■ RECORDS FOR THIS EXERCISE:
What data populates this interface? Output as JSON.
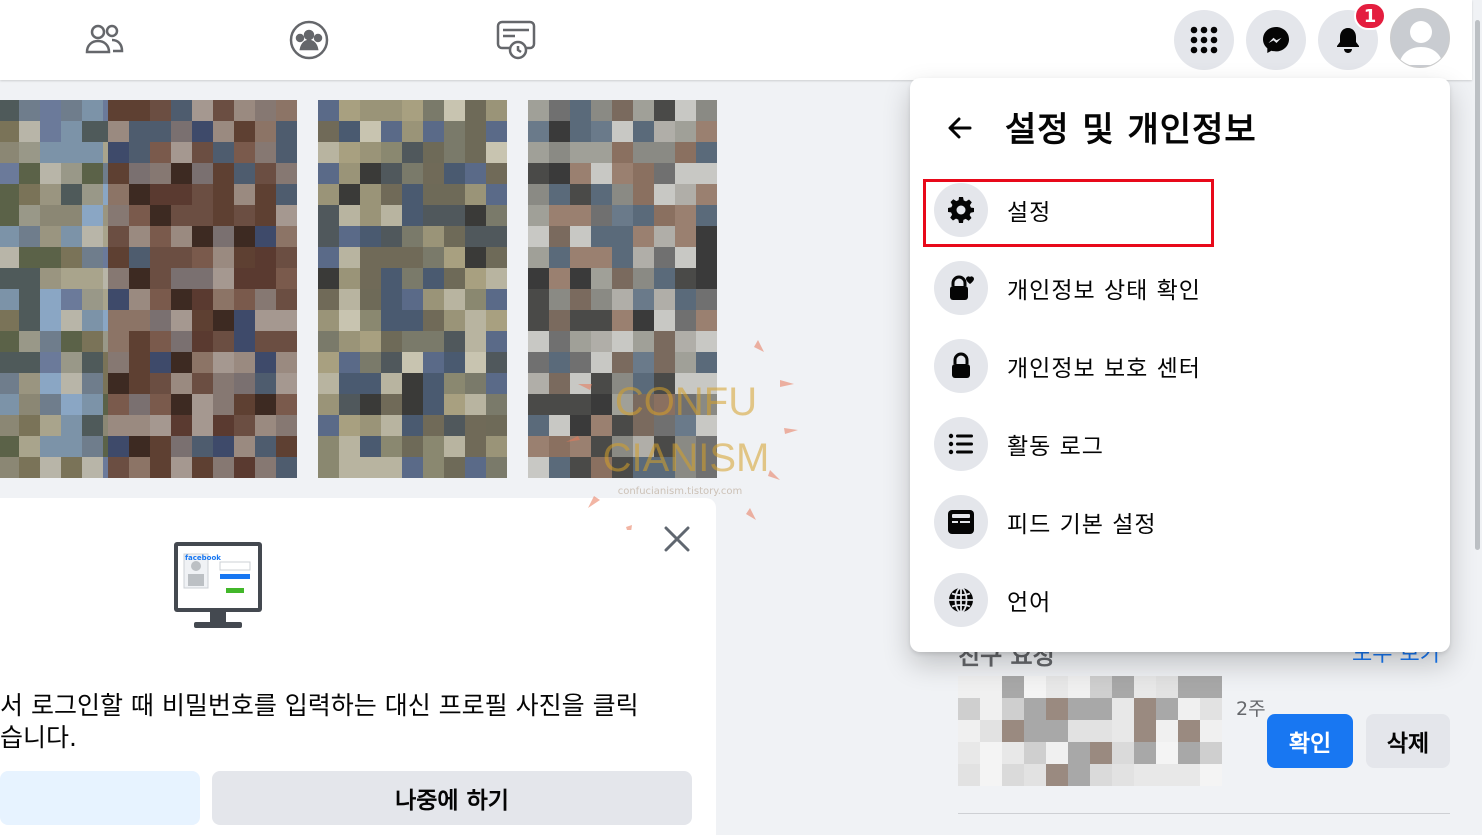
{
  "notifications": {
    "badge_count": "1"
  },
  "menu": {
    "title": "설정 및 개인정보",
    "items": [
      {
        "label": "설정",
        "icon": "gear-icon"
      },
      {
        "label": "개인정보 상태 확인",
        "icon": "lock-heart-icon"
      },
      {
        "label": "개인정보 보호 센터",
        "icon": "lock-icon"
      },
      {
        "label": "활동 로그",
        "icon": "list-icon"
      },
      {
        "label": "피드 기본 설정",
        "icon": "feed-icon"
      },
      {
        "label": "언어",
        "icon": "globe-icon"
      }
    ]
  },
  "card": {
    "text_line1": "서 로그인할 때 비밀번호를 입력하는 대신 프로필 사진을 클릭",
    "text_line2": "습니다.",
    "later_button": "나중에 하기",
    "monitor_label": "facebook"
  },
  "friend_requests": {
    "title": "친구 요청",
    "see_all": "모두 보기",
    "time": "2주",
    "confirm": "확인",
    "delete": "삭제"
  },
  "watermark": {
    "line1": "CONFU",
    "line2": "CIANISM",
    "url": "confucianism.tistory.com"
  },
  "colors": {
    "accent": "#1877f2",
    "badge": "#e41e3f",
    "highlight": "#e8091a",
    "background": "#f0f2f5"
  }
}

■ GIVEN PROBLEM:
Copy out each line exactly, without the pictures.

■ SOLUTION:
What data populates this interface? Output as JSON.
{
  "notifications": {
    "badge_count": "1"
  },
  "menu": {
    "title": "설정 및 개인정보",
    "items": [
      {
        "label": "설정",
        "icon": "gear-icon"
      },
      {
        "label": "개인정보 상태 확인",
        "icon": "lock-heart-icon"
      },
      {
        "label": "개인정보 보호 센터",
        "icon": "lock-icon"
      },
      {
        "label": "활동 로그",
        "icon": "list-icon"
      },
      {
        "label": "피드 기본 설정",
        "icon": "feed-icon"
      },
      {
        "label": "언어",
        "icon": "globe-icon"
      }
    ]
  },
  "card": {
    "text_line1": "서 로그인할 때 비밀번호를 입력하는 대신 프로필 사진을 클릭",
    "text_line2": "습니다.",
    "later_button": "나중에 하기",
    "monitor_label": "facebook"
  },
  "friend_requests": {
    "title": "친구 요청",
    "see_all": "모두 보기",
    "time": "2주",
    "confirm": "확인",
    "delete": "삭제"
  },
  "watermark": {
    "line1": "CONFU",
    "line2": "CIANISM",
    "url": "confucianism.tistory.com"
  },
  "colors": {
    "accent": "#1877f2",
    "badge": "#e41e3f",
    "highlight": "#e8091a",
    "background": "#f0f2f5"
  }
}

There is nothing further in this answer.